Work to complete
Transcribe the whole listing below without changing a word, but leave out every image.

Records that describe figures
§ §

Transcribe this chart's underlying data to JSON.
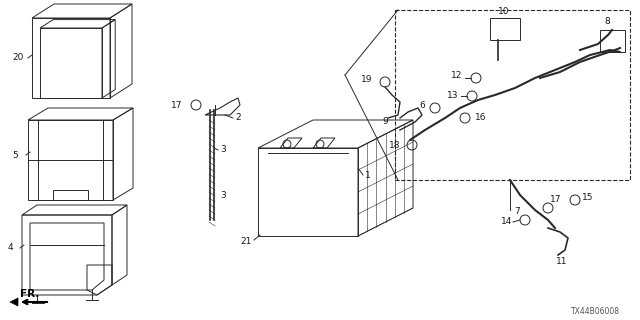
{
  "background_color": "#ffffff",
  "line_color": "#2a2a2a",
  "label_color": "#1a1a1a",
  "font_size": 6.5,
  "diagram_code": "TX44B06008",
  "figsize": [
    6.4,
    3.2
  ],
  "dpi": 100
}
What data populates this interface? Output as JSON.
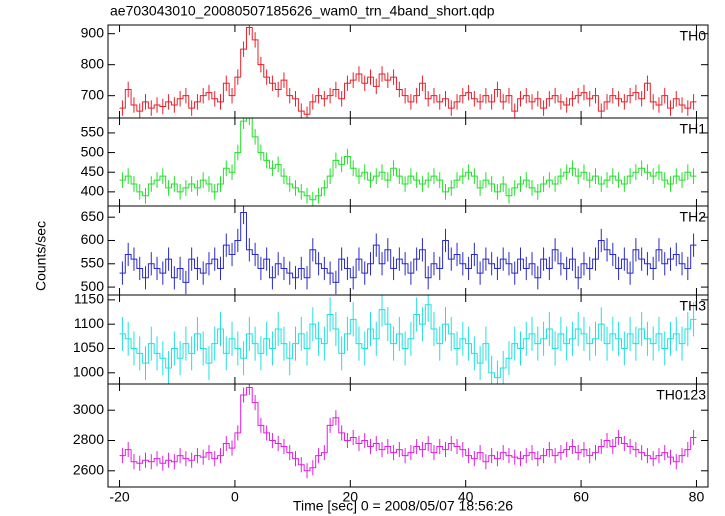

§ §

Response for this exercise
Transcribe this chart's underlying data to JSON.
{
  "background_color": "#ffffff",
  "line_color": "#2a2a2a",
  "label_color": "#1a1a1a",
  "font_size": 6.5,
  "diagram_code": "TX44B06008",
  "figsize": [
    6.4,
    3.2
  ],
  "dpi": 100
}
What data populates this interface? Output as JSON.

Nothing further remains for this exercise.